What you need to do -
Print all entries word for word.

Records for the exercise -
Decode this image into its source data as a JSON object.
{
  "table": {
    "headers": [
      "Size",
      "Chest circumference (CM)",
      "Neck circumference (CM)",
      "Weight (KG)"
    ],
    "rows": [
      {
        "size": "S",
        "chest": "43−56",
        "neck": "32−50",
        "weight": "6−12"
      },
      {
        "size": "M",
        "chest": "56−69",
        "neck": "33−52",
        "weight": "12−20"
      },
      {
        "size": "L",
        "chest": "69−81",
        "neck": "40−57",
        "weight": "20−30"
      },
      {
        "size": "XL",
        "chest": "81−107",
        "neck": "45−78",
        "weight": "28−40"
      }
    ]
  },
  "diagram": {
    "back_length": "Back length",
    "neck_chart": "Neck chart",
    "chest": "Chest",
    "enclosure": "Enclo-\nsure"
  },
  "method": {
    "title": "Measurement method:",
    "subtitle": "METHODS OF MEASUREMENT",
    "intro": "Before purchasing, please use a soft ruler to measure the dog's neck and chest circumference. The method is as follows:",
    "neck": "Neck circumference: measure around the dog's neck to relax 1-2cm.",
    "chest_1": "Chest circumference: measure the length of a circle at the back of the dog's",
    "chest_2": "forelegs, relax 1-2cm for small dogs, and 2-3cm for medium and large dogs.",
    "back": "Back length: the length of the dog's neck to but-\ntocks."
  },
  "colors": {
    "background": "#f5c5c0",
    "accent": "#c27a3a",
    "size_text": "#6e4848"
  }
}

Exercise solution -
Decode this image into its source data as a JSON object.
{
  "table": {
    "headers": [
      "Size",
      "Chest circumference (CM)",
      "Neck circumference (CM)",
      "Weight (KG)"
    ],
    "rows": [
      {
        "size": "S",
        "chest": "43−56",
        "neck": "32−50",
        "weight": "6−12"
      },
      {
        "size": "M",
        "chest": "56−69",
        "neck": "33−52",
        "weight": "12−20"
      },
      {
        "size": "L",
        "chest": "69−81",
        "neck": "40−57",
        "weight": "20−30"
      },
      {
        "size": "XL",
        "chest": "81−107",
        "neck": "45−78",
        "weight": "28−40"
      }
    ]
  },
  "diagram": {
    "back_length": "Back length",
    "neck_chart": "Neck chart",
    "chest": "Chest",
    "enclosure": "Enclo-\nsure"
  },
  "method": {
    "title": "Measurement method:",
    "subtitle": "METHODS OF MEASUREMENT",
    "intro": "Before purchasing, please use a soft ruler to measure the dog's neck and chest circumference. The method is as follows:",
    "neck": "Neck circumference: measure around the dog's neck to relax 1-2cm.",
    "chest_1": "Chest circumference: measure the length of a circle at the back of the dog's",
    "chest_2": "forelegs, relax 1-2cm for small dogs, and 2-3cm for medium and large dogs.",
    "back": "Back length: the length of the dog's neck to but-\ntocks."
  },
  "colors": {
    "background": "#f5c5c0",
    "accent": "#c27a3a",
    "size_text": "#6e4848"
  }
}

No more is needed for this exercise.